* start Given entries *

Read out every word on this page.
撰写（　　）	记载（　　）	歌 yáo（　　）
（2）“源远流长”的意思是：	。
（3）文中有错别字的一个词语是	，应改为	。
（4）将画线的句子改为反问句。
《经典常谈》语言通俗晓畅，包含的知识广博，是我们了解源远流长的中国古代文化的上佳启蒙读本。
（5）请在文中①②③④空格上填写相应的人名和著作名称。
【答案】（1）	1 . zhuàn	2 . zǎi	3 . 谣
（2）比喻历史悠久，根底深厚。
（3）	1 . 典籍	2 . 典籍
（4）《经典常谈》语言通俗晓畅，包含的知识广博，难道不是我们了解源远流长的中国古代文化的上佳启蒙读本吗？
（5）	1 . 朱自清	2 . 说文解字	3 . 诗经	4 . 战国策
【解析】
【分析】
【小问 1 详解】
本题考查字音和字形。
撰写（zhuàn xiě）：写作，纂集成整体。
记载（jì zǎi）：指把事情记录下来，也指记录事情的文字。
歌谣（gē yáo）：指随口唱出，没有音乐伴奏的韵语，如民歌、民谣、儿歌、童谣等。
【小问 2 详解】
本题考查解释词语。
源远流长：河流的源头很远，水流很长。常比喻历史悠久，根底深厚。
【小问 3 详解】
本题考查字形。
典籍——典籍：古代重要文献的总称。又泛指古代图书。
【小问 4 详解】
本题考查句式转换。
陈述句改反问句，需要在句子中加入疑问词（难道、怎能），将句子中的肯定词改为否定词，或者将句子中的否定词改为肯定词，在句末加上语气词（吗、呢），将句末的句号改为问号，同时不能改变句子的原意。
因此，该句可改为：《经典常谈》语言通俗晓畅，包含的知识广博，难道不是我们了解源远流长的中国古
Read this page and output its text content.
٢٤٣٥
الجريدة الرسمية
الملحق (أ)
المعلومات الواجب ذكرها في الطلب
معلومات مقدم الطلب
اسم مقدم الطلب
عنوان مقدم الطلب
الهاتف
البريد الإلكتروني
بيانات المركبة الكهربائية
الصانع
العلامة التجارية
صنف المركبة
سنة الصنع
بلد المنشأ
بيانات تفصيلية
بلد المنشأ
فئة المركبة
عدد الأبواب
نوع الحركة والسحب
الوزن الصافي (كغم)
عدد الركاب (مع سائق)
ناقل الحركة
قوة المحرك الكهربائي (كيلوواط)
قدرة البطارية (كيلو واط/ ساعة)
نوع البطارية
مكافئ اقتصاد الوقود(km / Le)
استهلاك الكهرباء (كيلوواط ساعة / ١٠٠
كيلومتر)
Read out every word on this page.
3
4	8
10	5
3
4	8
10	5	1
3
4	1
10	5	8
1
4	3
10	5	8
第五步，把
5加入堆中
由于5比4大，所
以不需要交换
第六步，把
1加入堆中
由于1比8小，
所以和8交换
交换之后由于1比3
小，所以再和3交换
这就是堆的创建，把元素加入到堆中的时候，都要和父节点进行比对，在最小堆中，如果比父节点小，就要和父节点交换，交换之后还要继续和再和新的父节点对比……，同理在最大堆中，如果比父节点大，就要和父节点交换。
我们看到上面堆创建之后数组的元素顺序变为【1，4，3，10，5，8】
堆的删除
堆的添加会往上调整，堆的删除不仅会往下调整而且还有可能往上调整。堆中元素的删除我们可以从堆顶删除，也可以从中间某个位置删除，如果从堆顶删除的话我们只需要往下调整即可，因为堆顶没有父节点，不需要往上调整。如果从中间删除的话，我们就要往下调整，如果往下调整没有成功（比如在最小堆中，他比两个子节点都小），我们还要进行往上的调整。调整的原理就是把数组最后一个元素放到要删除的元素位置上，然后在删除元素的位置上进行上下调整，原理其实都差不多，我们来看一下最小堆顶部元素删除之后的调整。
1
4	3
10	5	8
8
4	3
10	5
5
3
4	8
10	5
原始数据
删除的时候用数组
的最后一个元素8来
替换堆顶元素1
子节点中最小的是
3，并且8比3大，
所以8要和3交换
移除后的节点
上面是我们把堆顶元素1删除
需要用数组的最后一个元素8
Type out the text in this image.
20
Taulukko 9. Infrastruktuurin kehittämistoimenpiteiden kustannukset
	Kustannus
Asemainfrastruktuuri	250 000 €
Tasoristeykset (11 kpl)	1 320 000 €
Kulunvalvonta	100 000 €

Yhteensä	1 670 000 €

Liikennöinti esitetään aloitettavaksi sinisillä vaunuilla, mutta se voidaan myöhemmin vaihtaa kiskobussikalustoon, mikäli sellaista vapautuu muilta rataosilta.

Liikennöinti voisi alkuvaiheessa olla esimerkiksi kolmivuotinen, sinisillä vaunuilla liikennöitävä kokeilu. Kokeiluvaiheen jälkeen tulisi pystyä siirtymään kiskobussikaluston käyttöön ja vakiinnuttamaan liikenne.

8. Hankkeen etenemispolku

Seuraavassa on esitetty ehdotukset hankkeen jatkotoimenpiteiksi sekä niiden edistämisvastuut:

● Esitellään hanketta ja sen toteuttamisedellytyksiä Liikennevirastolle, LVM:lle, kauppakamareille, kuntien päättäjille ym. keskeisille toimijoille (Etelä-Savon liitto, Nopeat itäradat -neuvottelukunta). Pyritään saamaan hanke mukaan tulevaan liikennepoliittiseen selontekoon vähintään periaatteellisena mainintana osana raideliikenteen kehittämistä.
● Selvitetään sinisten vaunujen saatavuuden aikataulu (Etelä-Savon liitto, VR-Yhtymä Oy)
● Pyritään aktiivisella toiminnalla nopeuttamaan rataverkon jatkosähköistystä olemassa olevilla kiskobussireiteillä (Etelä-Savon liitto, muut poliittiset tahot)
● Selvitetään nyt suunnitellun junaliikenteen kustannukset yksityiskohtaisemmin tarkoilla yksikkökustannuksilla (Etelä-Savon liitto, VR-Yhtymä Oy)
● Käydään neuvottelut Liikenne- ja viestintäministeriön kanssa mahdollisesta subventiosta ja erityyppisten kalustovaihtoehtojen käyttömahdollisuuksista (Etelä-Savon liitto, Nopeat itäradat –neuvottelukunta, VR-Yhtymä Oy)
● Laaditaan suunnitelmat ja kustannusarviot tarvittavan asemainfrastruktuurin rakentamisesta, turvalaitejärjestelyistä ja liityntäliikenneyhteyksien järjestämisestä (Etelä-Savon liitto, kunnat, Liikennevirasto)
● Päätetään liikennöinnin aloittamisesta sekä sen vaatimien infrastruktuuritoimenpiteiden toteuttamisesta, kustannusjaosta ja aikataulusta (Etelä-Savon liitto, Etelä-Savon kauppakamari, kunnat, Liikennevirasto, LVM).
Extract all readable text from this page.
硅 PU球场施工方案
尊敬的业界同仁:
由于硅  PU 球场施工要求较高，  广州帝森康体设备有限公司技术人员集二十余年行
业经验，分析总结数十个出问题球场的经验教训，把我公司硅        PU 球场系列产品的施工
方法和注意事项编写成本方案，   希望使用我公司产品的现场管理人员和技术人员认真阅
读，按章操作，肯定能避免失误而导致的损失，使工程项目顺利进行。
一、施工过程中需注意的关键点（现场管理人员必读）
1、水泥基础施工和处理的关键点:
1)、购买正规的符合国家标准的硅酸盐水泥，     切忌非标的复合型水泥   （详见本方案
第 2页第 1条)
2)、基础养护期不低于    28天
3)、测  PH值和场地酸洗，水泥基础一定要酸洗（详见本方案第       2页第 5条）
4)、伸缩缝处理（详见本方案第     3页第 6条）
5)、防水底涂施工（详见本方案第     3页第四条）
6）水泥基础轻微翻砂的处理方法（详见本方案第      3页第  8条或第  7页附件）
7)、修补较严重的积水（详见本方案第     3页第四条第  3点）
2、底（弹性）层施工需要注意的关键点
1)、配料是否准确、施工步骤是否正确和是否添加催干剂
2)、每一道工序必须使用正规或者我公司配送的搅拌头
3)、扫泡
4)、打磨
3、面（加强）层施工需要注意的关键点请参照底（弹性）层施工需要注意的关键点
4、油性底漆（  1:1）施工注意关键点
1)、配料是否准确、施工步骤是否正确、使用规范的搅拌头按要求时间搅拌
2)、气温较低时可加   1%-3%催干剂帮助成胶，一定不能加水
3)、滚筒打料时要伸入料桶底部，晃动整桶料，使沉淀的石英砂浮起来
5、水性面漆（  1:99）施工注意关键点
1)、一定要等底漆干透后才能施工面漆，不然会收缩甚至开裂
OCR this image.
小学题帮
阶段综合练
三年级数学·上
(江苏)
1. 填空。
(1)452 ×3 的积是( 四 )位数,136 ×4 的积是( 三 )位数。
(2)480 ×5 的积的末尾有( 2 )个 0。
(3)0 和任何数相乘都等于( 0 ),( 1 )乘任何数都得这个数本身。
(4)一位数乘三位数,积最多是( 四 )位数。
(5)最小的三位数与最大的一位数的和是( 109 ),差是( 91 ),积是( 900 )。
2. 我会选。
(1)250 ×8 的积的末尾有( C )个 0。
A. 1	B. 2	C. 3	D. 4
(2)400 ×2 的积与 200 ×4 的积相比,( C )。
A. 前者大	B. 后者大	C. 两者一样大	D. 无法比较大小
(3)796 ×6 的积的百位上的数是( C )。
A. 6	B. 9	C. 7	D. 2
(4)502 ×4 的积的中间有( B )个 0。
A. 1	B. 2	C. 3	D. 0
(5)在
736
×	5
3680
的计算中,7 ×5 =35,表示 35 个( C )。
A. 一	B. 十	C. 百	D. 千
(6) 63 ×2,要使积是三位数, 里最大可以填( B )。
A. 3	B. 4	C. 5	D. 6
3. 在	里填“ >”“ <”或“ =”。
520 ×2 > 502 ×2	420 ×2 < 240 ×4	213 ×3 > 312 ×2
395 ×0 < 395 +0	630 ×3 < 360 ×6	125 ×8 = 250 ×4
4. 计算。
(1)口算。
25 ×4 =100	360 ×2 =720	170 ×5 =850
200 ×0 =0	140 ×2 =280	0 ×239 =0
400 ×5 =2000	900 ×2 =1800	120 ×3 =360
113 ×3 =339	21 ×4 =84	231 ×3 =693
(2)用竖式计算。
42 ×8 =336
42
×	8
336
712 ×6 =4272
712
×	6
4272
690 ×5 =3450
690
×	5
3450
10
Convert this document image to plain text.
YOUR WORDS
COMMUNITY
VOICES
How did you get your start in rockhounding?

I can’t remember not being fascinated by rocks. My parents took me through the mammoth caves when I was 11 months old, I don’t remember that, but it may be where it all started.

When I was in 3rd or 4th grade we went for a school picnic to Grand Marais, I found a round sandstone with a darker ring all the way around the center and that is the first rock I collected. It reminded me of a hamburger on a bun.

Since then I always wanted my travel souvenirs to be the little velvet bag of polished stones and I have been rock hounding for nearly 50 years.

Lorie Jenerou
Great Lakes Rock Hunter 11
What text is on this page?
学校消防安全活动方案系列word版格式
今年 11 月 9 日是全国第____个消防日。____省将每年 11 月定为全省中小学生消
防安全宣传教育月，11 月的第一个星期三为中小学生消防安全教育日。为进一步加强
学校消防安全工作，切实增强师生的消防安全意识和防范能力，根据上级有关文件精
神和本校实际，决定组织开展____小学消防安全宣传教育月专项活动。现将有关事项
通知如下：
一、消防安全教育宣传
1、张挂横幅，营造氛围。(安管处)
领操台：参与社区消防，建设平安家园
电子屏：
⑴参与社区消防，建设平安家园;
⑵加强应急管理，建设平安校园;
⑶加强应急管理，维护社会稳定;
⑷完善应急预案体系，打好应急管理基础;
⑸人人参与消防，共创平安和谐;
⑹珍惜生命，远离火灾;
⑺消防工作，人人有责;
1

* end Given entries *

● **The exercise**:
Lines that hold the word "Pyritään" are the ones to return, every one of them.

● **Task solution**:
● Esitellään hanketta ja sen toteuttamisedellytyksiä Liikennevirastolle, LVM:lle, kauppakamareille, kuntien päättäjille ym. keskeisille toimijoille (Etelä-Savon liitto, Nopeat itäradat -neuvottelukunta). Pyritään saamaan hanke mukaan tulevaan liikennepoliittiseen selontekoon vähintään periaatteellisena mainintana osana raideliikenteen kehittämistä.
● Pyritään aktiivisella toiminnalla nopeuttamaan rataverkon jatkosähköistystä olemassa olevilla kiskobussireiteillä (Etelä-Savon liitto, muut poliittiset tahot)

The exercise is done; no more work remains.